__PAGE EXTRACT__
━━━━

# plants



## scotty (Oct 3, 2007)

i was wondering why some of my plants leafs are turning CLEAR? the params are fine and i do regular water changes. im now trying API leaf zone which has chelated iron and potassium. i know you guys like pics but this is from my phone so its not the greatest ANY help or suggestions will be appreciated


----------



## ryanimpreza (Jul 19, 2006)

how much light do you have in watts and how many gallons is the tank


----------



## scotty (Oct 3, 2007)

i have 2-36" 30 watt power-glo's and 1 21"15watt power-glo\ with sokme kind of regular fluorescent 15w 6700k they are damn near blinding to lok at. so i guess the total would be 90w in a 125. but they are not all regular fluorescent 3 are power-glo

BUMP


----------



## scotty (Oct 3, 2007)

ne one?


----------



## DiPpY eGgS (Mar 6, 2005)

maybe you don't have enough light for the one big plant.
The other ones look ok from the pics?


----------



## ryanimpreza (Jul 19, 2006)

yes it seems like you dont have enough light.


----------



## jestergraphics (May 29, 2007)

Is that plant new to the tank? Reason I ask is becaue I seem to remember reading somewhere that plants sometimes go through "shock" like this when being put into a new aquarium and the plants not being used to your water parameters or the plants were grown with their leaves emersed so the leaves aren't used to being submersed. This has happened to my radica marble queen and a couple amazon swords; their leaves seem to deteriate the same way then I'd clip them off and they'd resprout and be perfect never a problem again.
Just a thought I'd could be all wrong-


----------



## Ibanez247 (Nov 9, 2006)

jestergraphics said:


> Is that plant new to the tank? Reason I ask is becaue I seem to remember reading somewhere that plants sometimes go through "shock" like this when being put into a new aquarium and the plants not being used to your water parameters or the plants were grown with their leaves emersed so the leaves aren't used to being submersed. This has happened to my radica marble queen and a couple amazon swords; their leaves seem to deteriate the same way then I'd clip them off and they'd resprout and be perfect never a problem again.

━━━━

__SUPPLIED RECORDS__
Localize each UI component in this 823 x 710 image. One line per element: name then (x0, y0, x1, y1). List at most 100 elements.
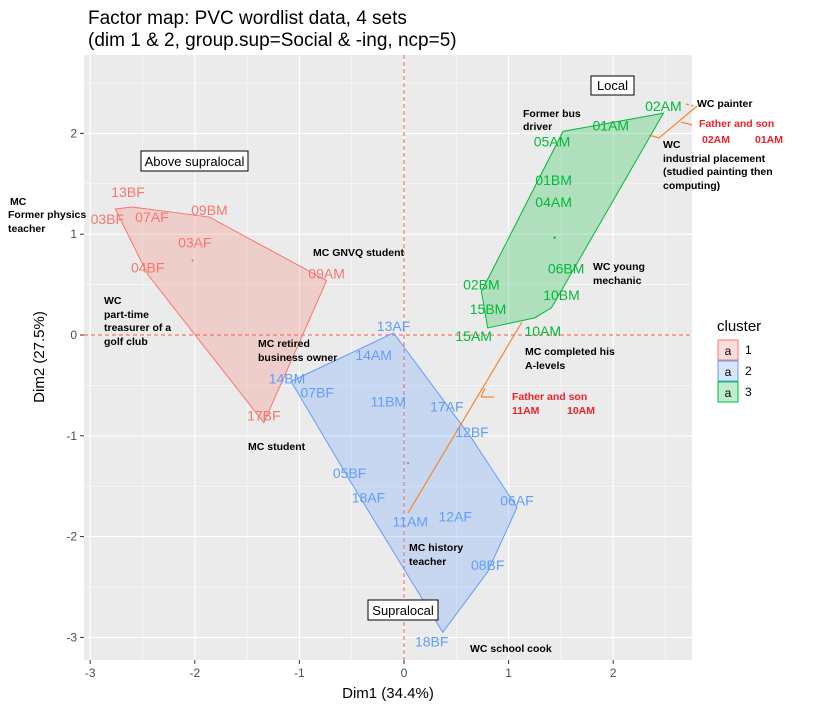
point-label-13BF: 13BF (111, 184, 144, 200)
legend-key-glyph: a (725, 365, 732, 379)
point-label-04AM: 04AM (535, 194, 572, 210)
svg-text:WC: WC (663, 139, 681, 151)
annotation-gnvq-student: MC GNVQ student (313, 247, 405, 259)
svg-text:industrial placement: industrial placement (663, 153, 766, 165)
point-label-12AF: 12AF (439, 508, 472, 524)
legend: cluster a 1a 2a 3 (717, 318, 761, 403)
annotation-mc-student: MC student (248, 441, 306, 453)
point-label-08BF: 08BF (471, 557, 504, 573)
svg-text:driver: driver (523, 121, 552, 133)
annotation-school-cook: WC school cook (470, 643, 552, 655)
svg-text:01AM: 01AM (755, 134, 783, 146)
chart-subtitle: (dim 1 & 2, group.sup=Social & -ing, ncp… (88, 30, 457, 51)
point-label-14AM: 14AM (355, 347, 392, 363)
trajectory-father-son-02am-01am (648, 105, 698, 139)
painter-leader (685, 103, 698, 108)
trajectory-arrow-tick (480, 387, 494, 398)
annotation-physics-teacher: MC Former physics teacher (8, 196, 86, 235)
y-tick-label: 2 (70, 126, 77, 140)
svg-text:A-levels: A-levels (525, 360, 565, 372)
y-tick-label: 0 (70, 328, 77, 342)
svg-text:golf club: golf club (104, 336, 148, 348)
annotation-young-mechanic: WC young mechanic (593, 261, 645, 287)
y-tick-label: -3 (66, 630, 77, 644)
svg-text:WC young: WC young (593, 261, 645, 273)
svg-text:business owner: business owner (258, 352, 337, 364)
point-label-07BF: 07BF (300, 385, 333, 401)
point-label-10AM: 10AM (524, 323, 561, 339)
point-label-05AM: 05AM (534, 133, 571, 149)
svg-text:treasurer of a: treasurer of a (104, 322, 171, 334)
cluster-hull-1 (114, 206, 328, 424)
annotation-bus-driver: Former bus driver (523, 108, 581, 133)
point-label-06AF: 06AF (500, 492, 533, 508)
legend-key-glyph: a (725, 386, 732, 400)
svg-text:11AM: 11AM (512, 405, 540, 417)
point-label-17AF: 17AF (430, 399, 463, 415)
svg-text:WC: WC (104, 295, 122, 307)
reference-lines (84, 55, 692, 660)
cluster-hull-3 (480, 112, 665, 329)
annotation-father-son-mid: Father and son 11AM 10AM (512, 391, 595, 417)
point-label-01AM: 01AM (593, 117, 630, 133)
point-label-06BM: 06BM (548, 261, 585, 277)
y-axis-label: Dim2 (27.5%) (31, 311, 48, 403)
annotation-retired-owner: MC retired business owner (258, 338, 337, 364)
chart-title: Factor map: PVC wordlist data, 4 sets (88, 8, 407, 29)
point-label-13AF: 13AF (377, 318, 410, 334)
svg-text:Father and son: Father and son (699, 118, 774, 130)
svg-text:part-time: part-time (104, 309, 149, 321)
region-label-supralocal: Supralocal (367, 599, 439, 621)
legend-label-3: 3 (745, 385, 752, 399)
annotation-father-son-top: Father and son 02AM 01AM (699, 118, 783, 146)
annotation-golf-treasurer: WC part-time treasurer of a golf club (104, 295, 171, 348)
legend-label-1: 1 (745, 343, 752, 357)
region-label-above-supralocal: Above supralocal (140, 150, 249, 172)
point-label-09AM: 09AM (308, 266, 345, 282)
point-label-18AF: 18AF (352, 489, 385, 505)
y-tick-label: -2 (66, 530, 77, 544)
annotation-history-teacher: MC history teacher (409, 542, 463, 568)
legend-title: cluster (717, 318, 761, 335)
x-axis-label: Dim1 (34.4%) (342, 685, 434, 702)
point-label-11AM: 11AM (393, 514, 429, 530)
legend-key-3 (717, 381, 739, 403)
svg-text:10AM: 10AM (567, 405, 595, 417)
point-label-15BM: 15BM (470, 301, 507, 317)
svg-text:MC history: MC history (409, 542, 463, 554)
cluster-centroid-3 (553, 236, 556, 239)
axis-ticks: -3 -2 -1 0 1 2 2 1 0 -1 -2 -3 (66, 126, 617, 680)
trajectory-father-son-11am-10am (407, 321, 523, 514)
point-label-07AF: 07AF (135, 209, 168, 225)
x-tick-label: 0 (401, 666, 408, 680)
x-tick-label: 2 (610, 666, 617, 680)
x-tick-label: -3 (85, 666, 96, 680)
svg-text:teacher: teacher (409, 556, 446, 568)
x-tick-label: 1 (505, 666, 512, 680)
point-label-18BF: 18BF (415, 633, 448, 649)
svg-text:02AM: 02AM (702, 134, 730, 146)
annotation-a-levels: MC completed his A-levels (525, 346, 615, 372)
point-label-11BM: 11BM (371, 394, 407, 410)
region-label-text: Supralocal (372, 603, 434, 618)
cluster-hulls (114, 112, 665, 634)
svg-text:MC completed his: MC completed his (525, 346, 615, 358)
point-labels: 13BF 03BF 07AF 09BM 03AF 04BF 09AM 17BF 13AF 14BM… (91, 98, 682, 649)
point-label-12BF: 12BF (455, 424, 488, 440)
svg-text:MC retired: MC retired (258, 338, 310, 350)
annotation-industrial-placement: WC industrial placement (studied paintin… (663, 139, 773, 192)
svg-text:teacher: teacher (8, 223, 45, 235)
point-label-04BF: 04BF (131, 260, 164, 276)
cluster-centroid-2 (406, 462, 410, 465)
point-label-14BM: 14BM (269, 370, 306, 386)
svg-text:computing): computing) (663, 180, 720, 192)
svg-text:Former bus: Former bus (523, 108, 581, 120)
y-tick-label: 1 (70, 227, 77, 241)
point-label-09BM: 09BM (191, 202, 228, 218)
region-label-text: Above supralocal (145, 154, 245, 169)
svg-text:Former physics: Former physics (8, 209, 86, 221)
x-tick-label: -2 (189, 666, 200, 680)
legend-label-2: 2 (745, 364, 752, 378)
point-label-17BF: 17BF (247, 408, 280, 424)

━━━━

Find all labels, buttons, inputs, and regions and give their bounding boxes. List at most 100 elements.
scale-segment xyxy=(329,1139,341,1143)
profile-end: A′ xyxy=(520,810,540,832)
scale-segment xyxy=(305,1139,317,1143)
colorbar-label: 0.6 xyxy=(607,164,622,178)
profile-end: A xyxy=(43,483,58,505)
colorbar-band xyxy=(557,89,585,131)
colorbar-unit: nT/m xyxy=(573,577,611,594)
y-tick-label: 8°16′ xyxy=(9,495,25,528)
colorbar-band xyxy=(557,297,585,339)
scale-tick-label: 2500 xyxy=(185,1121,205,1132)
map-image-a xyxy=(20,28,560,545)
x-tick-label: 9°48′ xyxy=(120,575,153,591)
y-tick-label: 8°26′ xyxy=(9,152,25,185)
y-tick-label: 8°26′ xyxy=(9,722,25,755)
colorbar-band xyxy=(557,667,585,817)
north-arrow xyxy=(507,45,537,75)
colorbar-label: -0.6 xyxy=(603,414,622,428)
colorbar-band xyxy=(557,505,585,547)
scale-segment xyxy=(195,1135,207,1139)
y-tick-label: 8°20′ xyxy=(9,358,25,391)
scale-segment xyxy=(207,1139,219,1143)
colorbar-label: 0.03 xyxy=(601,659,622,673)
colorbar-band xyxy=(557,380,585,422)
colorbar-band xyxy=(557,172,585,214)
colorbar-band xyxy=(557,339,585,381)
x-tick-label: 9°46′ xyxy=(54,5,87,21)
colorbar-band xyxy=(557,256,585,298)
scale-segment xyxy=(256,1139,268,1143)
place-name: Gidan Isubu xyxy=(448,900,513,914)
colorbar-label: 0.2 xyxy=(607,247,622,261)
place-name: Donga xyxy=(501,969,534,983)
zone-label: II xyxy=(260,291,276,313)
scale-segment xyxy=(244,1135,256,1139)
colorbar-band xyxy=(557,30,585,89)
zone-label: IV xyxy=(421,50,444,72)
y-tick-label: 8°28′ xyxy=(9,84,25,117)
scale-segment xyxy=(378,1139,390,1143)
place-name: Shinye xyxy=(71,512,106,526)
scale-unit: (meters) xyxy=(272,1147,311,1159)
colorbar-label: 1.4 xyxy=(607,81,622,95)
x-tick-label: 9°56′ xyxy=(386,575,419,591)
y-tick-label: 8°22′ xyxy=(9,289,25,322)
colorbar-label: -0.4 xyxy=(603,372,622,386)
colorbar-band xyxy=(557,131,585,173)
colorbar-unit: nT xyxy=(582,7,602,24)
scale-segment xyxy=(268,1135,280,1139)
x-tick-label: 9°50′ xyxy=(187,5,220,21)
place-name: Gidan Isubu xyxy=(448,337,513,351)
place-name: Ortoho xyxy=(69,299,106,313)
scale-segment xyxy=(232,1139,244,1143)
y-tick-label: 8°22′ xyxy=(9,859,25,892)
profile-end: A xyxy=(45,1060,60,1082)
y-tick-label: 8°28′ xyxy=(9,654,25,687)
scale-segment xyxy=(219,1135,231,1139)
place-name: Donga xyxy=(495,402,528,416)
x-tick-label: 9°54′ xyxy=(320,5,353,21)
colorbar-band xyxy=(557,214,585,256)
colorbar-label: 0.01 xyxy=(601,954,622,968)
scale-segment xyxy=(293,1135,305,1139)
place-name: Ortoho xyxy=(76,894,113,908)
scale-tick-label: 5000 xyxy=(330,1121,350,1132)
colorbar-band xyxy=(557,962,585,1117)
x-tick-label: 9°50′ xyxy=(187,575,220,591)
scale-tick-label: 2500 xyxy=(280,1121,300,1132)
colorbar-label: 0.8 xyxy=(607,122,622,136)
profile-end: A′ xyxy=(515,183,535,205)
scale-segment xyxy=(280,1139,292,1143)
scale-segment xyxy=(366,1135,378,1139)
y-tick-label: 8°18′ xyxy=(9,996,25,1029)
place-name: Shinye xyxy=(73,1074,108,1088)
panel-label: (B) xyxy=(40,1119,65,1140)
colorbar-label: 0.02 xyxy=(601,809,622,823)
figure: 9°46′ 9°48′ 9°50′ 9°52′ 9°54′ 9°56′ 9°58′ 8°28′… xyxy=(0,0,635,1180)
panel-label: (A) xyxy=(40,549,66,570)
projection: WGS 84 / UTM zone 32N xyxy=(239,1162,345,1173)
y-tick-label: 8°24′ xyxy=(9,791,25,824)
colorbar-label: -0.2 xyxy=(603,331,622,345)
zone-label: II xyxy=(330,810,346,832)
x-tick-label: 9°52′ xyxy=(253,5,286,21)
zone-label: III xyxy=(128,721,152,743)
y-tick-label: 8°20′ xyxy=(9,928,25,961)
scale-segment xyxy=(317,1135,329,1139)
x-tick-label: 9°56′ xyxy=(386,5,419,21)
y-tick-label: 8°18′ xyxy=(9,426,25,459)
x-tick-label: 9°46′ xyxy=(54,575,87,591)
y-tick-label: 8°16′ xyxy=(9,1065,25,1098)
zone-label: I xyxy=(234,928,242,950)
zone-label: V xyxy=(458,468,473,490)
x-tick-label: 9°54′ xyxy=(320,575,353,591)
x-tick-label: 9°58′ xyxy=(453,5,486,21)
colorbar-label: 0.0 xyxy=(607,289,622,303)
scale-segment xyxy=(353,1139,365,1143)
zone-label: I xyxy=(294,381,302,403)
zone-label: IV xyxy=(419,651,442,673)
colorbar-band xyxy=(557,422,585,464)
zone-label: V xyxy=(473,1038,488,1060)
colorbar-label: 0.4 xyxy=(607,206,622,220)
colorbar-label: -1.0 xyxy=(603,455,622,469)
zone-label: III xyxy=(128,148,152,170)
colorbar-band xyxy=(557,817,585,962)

━━━━

__TASK GOAL__
Carry on the aquarium forum thread about plant leaves turning clear, starting after its last sentence.

__ANSWER TO THIS PROBLEM__
> Just a thought I'd could be all wrong-


Had that happen to my swords when I first got them. A few leafs died off but the plant grew back new ones. The plants themsleves look alright its just that one leaf. It may just be dieing off. I would remove that leaf it will all grow back. I would get 40 watt bulbs. I run a total of 160 watts to my 125 gallon tank and it seems to be working very well for my plants. 4x40watt flourescent bulbs.


----------



## scotty (Oct 3, 2007)

thanks to all for the advice ill look into getting more wattage


----------



## scotty (Oct 3, 2007)

i found out what the freaking problem was. my hydor 200 watt heater was shorting out WTF!. i dont know why the fish didnt freak or die but as soon as i took out the heater and dosed the tank with ferts the plants started to get better.


----------



## RBP7 (Oct 13, 2006)

also try adding more plants. i have heard that its best to fully stock your tank with plants. just having a couple plants is not good. someone willcorect me if im wrong.


----------



## angeli697 (Jul 5, 2007)

It is better to have more plants.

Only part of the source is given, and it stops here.